TASK DESCRIPTION. Please express the lines from the start of the records through the line containing "background-panel <box>620 38 831 128</box>" as a JSON list of strings, one string per line, with blank lines omitted.

Dataset items:
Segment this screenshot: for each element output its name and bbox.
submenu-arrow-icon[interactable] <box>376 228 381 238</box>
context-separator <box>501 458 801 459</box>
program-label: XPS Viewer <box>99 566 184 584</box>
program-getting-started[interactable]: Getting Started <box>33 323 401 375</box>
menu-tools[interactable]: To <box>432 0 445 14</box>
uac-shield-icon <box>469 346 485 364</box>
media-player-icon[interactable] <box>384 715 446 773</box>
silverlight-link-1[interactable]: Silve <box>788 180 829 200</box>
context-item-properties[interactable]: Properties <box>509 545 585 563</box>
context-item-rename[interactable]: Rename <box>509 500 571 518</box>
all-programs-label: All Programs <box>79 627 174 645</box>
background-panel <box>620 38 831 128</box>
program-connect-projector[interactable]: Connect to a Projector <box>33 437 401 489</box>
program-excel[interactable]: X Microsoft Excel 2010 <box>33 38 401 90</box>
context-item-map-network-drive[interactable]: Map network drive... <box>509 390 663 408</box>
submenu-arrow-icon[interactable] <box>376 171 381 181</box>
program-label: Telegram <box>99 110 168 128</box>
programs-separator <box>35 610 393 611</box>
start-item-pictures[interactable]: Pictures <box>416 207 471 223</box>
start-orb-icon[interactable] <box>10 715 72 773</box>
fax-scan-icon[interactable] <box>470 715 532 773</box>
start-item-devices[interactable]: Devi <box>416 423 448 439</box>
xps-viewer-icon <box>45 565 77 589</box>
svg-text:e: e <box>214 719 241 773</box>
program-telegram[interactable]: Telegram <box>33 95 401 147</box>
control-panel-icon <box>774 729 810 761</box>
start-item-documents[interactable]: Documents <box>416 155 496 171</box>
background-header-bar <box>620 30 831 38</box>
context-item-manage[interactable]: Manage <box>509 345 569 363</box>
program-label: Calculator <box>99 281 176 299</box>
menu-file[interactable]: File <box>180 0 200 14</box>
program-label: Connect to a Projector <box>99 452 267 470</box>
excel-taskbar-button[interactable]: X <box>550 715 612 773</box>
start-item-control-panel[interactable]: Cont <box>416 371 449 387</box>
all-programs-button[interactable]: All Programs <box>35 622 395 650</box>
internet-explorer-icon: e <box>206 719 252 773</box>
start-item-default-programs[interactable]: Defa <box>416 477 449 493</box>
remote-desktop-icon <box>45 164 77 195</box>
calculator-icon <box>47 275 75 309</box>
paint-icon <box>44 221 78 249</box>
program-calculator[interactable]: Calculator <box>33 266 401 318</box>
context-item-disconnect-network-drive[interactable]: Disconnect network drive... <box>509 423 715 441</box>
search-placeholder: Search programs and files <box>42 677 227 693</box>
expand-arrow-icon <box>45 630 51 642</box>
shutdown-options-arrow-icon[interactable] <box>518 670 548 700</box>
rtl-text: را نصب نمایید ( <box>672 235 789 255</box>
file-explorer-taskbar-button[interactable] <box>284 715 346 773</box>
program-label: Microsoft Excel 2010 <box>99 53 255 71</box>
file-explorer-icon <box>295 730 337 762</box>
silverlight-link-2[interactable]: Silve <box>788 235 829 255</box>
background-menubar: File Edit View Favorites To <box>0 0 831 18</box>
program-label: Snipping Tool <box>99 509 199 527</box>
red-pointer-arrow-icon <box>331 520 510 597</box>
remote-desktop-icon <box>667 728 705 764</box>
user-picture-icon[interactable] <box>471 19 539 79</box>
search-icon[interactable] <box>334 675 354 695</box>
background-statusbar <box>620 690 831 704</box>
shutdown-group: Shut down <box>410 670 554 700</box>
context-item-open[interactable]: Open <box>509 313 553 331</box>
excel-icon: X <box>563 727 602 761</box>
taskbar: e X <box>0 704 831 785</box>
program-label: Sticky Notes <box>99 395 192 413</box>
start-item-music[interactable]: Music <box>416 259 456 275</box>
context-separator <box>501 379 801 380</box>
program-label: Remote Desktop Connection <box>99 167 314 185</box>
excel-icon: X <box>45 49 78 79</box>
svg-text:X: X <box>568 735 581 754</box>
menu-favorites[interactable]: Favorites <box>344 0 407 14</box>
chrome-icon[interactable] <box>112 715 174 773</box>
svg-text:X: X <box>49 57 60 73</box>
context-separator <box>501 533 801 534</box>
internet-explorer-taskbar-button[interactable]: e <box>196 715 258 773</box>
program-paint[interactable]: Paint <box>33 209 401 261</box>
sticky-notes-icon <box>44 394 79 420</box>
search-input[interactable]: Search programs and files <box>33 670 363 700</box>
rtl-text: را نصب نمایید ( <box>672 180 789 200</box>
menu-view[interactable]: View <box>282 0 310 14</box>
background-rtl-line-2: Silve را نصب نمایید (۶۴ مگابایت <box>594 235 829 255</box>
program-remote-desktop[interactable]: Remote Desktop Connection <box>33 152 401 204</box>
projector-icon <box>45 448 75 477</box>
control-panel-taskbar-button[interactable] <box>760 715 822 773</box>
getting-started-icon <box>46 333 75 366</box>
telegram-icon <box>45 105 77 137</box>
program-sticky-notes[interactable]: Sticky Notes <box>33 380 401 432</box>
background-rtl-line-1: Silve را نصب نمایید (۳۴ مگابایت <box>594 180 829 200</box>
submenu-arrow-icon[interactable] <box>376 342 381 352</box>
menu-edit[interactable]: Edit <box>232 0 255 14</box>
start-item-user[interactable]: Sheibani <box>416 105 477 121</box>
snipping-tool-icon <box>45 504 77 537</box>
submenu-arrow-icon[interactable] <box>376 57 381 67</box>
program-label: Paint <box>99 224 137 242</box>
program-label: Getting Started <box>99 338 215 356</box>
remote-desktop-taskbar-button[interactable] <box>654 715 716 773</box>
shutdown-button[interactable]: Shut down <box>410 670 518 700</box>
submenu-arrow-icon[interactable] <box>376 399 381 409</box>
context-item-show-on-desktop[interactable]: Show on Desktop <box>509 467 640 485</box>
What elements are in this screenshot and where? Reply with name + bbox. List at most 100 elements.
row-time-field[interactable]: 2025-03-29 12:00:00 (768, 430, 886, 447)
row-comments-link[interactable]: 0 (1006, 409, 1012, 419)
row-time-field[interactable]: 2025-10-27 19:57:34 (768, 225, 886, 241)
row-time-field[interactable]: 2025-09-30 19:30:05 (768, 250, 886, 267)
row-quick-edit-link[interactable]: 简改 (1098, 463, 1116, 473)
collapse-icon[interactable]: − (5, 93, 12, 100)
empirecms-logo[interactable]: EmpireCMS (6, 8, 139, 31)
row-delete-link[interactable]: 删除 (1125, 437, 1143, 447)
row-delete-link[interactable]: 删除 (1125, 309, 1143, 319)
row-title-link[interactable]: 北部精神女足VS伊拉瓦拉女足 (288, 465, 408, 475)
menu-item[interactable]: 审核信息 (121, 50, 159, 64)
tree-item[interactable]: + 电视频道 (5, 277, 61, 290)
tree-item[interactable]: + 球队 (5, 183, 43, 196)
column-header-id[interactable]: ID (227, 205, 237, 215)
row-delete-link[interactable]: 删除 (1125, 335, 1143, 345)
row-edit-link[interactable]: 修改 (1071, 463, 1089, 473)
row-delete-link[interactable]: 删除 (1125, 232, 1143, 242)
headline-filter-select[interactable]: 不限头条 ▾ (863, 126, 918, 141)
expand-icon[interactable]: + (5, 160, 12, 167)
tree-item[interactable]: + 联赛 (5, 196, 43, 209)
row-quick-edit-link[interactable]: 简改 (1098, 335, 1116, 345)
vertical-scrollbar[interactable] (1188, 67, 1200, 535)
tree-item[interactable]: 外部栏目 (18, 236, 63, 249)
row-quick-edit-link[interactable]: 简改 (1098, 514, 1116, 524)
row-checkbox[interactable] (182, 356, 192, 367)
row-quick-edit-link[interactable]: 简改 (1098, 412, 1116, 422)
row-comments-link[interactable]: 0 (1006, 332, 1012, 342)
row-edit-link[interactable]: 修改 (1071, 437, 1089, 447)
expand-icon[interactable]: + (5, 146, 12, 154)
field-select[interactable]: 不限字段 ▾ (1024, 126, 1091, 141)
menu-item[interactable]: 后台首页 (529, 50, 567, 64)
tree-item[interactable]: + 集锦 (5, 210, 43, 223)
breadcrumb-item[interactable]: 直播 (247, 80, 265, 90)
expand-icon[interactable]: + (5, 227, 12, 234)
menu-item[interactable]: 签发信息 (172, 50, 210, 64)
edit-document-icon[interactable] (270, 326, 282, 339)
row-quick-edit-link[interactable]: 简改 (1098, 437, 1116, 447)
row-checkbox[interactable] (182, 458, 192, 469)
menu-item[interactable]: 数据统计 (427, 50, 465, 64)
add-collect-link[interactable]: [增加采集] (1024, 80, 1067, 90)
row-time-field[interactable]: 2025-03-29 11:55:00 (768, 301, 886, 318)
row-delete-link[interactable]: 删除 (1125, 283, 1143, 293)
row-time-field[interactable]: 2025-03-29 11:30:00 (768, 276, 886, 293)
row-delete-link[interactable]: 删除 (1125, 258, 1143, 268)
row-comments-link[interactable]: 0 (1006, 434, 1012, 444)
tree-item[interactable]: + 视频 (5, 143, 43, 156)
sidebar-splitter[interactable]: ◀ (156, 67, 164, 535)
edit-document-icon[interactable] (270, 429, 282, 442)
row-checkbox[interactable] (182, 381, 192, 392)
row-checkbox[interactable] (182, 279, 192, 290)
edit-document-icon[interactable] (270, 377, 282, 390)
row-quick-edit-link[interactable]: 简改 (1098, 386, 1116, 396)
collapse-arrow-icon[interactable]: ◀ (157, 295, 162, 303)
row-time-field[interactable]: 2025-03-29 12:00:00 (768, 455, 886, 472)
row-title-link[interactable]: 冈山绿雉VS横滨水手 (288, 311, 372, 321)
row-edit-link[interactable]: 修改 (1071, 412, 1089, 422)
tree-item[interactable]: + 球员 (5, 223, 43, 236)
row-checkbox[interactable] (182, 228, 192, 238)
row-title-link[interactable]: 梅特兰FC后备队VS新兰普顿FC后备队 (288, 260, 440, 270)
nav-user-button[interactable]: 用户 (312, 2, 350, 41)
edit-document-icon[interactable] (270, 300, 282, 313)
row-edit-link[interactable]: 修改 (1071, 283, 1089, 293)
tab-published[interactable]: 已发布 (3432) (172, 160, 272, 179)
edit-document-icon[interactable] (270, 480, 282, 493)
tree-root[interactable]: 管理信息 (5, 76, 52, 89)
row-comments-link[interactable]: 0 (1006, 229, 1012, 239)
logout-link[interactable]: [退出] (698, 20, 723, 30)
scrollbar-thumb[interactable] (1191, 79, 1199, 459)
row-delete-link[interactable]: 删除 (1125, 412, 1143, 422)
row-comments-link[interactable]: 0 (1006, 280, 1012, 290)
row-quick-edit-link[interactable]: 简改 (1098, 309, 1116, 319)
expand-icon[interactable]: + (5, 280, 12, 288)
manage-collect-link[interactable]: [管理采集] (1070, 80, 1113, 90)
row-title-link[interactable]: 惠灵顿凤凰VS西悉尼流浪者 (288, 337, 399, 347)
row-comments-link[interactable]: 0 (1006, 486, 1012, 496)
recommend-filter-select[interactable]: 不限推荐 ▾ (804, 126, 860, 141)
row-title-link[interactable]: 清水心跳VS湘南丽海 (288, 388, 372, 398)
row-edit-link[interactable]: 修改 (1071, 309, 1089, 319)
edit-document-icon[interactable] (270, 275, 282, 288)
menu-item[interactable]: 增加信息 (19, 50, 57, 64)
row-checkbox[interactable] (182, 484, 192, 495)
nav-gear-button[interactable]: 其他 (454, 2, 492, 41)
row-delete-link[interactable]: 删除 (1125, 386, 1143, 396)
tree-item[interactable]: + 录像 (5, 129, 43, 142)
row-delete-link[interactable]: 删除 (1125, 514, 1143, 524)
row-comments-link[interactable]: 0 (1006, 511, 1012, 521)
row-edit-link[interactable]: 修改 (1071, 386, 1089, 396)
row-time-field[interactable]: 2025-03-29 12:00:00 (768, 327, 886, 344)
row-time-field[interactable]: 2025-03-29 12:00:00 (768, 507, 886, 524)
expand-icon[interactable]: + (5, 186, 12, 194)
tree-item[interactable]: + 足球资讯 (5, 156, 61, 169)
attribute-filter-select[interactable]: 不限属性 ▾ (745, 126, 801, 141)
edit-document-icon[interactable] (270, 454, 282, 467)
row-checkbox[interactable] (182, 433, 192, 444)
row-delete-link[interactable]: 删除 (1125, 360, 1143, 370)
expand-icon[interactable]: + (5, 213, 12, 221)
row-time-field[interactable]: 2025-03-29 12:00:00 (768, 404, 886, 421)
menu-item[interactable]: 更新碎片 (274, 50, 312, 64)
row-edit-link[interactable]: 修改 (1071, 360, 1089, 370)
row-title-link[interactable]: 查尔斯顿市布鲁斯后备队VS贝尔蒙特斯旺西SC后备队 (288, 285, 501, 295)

OUTPUT FOR THIS EXERCISE.
[
  "Segment this screenshot: for each element output its name and bbox.",
  "submenu-arrow-icon[interactable] <box>376 228 381 238</box>",
  "context-separator <box>501 458 801 459</box>",
  "program-label: XPS Viewer <box>99 566 184 584</box>",
  "program-getting-started[interactable]: Getting Started <box>33 323 401 375</box>",
  "menu-tools[interactable]: To <box>432 0 445 14</box>",
  "uac-shield-icon <box>469 346 485 364</box>",
  "media-player-icon[interactable] <box>384 715 446 773</box>",
  "silverlight-link-1[interactable]: Silve <box>788 180 829 200</box>",
  "context-item-properties[interactable]: Properties <box>509 545 585 563</box>",
  "context-item-rename[interactable]: Rename <box>509 500 571 518</box>",
  "all-programs-label: All Programs <box>79 627 174 645</box>",
  "background-panel <box>620 38 831 128</box>"
]